__Goal__:
Please rewrite the data between the lines holding "data-point [128, 195, 137, 204]" and "x-tick-label: 2010 [640, 456, 664, 468]", inclusive, putting "value-label" in place of "data-label" and keeping everything else the same.

[Entries from a dataset]
* BEGIN *

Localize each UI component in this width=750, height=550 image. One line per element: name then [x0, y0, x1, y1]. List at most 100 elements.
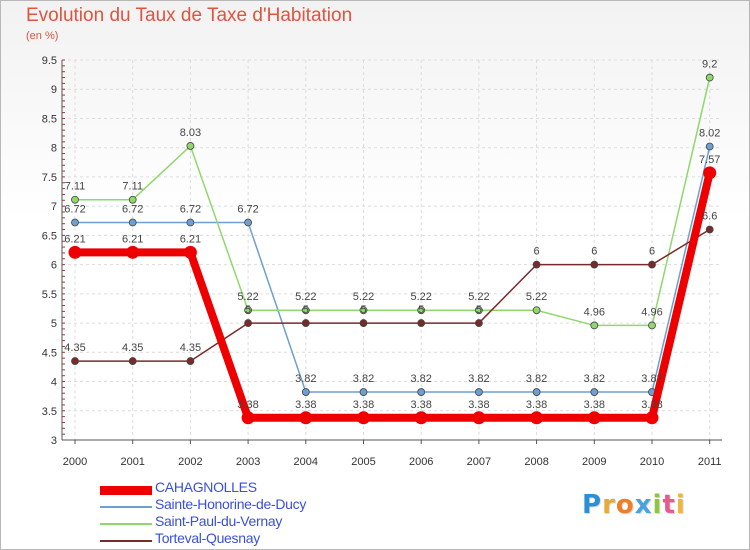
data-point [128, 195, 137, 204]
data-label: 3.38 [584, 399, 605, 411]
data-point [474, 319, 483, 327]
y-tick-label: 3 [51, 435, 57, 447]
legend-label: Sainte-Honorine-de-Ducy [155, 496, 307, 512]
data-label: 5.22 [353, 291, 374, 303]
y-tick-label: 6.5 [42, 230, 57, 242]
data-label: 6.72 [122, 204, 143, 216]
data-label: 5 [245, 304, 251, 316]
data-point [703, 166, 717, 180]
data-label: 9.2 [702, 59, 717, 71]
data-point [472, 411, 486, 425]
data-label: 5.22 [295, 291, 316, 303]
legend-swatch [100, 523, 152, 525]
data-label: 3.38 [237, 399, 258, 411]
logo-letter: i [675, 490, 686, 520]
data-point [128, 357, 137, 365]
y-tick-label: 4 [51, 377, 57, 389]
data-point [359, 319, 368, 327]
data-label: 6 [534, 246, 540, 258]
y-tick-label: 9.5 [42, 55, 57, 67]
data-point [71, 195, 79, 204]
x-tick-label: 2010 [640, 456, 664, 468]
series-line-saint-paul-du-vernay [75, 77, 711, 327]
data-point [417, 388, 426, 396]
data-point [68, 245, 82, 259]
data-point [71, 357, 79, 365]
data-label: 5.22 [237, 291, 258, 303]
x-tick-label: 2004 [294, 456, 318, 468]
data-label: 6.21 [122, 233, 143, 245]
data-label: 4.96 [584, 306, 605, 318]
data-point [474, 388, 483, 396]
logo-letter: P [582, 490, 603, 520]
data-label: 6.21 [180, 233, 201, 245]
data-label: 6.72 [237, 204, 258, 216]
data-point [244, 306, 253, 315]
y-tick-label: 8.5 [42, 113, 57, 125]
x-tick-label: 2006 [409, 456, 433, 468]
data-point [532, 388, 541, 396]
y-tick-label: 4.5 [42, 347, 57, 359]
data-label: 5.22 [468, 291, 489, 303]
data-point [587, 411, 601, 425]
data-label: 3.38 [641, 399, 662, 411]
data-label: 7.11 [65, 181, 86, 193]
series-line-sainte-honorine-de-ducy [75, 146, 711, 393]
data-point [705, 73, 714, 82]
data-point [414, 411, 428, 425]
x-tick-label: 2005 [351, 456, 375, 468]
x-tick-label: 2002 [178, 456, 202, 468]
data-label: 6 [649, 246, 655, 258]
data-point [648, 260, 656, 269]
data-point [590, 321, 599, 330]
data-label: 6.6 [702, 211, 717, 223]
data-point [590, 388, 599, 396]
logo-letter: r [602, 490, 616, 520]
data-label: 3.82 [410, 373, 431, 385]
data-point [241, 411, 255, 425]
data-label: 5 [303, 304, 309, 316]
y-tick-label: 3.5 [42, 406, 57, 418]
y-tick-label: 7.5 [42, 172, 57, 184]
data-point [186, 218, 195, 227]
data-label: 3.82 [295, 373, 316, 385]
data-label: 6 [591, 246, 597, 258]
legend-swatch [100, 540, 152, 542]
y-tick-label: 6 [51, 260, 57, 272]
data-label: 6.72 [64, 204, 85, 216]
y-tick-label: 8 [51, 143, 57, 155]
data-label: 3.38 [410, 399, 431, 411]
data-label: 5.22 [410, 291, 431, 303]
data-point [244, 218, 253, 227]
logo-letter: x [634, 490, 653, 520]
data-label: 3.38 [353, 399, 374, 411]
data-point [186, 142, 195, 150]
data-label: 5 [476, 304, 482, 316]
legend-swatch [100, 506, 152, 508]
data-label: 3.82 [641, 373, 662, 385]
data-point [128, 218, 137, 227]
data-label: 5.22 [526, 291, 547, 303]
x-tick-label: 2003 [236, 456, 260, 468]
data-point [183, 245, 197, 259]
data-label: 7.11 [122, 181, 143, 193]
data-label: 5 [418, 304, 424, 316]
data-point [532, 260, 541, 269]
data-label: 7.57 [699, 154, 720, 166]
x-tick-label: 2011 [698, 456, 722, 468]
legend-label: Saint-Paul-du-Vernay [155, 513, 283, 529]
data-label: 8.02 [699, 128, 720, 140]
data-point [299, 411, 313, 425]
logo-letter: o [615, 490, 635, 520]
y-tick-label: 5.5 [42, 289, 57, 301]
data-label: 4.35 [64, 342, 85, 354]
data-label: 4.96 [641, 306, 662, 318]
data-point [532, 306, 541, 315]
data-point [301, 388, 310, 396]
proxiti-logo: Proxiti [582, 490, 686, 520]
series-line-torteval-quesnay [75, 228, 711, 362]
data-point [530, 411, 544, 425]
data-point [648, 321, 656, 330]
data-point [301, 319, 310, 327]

* END *

__Task response__:
data-point [128, 195, 137, 204]
value-label: 3.38 [584, 399, 605, 411]
data-point [474, 319, 483, 327]
y-tick-label: 3 [51, 435, 57, 447]
legend-label: Sainte-Honorine-de-Ducy [155, 496, 307, 512]
value-label: 5.22 [353, 291, 374, 303]
y-tick-label: 6.5 [42, 230, 57, 242]
value-label: 6.72 [122, 204, 143, 216]
value-label: 5 [245, 304, 251, 316]
data-point [703, 166, 717, 180]
value-label: 9.2 [702, 59, 717, 71]
data-point [472, 411, 486, 425]
value-label: 5.22 [295, 291, 316, 303]
legend-swatch [100, 523, 152, 525]
value-label: 3.38 [237, 399, 258, 411]
logo-letter: i [675, 490, 686, 520]
data-point [128, 357, 137, 365]
y-tick-label: 4 [51, 377, 57, 389]
data-point [359, 319, 368, 327]
value-label: 6 [534, 246, 540, 258]
y-tick-label: 9.5 [42, 55, 57, 67]
data-point [71, 195, 79, 204]
x-tick-label: 2010 [640, 456, 664, 468]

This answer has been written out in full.